| Brief |
For every line in the records that has the word "this", make a copy.

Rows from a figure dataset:
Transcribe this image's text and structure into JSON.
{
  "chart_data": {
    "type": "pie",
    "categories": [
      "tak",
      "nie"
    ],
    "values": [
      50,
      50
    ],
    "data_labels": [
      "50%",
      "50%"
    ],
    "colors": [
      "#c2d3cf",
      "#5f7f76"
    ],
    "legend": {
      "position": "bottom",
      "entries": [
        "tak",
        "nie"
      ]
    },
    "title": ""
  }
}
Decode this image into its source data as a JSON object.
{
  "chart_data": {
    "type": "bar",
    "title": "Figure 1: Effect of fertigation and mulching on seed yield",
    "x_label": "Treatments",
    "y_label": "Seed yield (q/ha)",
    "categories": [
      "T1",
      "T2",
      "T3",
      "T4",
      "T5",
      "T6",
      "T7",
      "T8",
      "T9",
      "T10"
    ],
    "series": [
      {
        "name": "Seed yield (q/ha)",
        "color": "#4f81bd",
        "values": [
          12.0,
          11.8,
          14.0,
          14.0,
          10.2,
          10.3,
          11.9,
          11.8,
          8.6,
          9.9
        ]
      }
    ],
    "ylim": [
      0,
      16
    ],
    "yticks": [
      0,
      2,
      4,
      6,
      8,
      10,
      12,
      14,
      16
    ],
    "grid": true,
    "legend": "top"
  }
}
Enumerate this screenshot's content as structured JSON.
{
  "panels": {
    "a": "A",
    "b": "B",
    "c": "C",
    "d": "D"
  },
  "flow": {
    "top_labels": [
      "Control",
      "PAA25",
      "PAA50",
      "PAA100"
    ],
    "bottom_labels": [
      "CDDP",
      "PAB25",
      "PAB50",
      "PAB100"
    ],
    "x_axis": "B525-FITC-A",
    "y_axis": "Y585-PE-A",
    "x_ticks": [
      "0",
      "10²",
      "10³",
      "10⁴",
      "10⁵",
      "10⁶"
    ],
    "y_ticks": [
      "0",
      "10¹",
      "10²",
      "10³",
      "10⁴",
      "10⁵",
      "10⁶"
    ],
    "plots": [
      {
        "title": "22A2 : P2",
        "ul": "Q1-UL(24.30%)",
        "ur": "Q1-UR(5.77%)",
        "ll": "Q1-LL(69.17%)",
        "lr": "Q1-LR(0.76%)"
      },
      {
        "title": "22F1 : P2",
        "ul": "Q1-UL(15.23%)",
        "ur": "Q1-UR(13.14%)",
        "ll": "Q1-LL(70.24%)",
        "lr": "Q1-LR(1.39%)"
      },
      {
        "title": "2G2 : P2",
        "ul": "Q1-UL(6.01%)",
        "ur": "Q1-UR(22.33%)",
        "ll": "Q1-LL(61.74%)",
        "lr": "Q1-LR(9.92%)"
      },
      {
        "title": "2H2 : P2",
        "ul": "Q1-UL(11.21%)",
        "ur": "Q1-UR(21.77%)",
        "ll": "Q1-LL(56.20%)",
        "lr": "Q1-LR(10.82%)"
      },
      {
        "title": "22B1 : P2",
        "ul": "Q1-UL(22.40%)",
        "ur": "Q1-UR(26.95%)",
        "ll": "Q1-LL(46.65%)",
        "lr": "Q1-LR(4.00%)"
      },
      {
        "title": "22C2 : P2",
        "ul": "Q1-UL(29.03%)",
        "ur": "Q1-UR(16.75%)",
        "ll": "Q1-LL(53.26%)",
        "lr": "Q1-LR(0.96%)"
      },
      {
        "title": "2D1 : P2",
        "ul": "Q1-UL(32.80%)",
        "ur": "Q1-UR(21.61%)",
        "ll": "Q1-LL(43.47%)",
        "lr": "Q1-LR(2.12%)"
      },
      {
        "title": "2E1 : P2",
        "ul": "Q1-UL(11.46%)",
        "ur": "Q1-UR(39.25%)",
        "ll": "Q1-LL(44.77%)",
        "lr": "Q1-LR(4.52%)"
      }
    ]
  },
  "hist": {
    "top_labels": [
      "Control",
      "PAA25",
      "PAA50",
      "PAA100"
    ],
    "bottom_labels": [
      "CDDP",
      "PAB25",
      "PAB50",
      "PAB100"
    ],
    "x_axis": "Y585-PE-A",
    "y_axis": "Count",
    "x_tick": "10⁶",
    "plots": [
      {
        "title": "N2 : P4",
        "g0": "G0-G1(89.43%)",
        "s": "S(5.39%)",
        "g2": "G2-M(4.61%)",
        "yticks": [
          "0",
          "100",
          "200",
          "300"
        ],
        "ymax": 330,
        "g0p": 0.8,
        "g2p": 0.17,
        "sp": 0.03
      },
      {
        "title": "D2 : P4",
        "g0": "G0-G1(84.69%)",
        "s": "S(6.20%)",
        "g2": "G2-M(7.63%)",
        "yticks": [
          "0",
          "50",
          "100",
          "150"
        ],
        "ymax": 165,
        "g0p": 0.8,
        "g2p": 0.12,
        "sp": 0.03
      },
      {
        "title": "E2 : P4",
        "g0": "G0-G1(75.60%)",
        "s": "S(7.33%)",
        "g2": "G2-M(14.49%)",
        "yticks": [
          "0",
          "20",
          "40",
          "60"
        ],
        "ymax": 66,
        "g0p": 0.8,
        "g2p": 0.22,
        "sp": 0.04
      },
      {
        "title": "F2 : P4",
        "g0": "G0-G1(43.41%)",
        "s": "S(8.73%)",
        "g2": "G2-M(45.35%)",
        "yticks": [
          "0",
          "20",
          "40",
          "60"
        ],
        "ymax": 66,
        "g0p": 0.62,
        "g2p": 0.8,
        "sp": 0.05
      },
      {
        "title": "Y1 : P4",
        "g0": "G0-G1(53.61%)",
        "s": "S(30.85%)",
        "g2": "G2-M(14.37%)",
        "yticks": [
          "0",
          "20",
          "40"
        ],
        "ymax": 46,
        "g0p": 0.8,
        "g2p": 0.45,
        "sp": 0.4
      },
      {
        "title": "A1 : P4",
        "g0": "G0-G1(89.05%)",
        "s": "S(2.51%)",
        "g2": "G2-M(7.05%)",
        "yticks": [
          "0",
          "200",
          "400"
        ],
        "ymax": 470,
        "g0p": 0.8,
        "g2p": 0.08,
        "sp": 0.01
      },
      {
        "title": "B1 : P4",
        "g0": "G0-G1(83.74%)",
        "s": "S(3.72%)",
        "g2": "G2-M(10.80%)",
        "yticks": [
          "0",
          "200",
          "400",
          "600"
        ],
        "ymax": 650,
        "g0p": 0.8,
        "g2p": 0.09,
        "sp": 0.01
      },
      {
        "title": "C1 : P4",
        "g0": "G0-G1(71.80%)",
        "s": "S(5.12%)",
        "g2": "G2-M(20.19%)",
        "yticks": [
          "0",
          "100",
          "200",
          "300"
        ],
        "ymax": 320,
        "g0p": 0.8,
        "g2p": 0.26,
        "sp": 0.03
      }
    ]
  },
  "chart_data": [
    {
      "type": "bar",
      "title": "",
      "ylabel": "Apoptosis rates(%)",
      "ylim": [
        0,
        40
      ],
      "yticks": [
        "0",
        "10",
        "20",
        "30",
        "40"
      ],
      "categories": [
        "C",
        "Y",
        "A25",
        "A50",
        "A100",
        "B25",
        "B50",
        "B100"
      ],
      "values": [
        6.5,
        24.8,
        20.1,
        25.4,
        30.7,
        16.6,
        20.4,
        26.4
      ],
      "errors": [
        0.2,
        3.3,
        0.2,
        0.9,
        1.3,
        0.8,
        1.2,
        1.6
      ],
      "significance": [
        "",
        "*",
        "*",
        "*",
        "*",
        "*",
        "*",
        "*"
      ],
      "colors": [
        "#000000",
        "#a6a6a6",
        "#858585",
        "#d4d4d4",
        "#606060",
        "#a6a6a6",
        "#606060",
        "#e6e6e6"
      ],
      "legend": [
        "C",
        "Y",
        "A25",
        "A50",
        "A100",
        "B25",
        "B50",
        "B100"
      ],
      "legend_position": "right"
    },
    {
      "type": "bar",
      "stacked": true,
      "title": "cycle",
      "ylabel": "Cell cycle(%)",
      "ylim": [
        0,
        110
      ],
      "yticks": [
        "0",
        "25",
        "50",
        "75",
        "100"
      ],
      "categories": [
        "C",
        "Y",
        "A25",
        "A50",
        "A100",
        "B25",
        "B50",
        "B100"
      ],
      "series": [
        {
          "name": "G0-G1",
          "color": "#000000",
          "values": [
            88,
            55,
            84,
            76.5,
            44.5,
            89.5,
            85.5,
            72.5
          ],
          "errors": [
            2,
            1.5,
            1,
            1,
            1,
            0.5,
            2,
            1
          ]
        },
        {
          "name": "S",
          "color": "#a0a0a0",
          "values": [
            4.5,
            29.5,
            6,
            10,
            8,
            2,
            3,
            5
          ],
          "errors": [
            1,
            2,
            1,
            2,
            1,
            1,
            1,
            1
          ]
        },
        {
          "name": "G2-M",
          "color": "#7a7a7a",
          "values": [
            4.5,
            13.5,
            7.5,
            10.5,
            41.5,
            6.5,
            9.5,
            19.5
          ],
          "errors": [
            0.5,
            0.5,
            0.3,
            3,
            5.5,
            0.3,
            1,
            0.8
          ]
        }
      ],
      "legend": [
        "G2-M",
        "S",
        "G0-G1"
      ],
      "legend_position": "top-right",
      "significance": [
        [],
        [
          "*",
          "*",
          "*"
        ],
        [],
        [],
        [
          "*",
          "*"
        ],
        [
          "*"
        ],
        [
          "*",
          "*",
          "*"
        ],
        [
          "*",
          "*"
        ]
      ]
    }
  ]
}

| Solved exercise |
Transcribe this image's text and structure into JSON.
Decode this image into its source data as a JSON object.
Enumerate this screenshot's content as structured JSON.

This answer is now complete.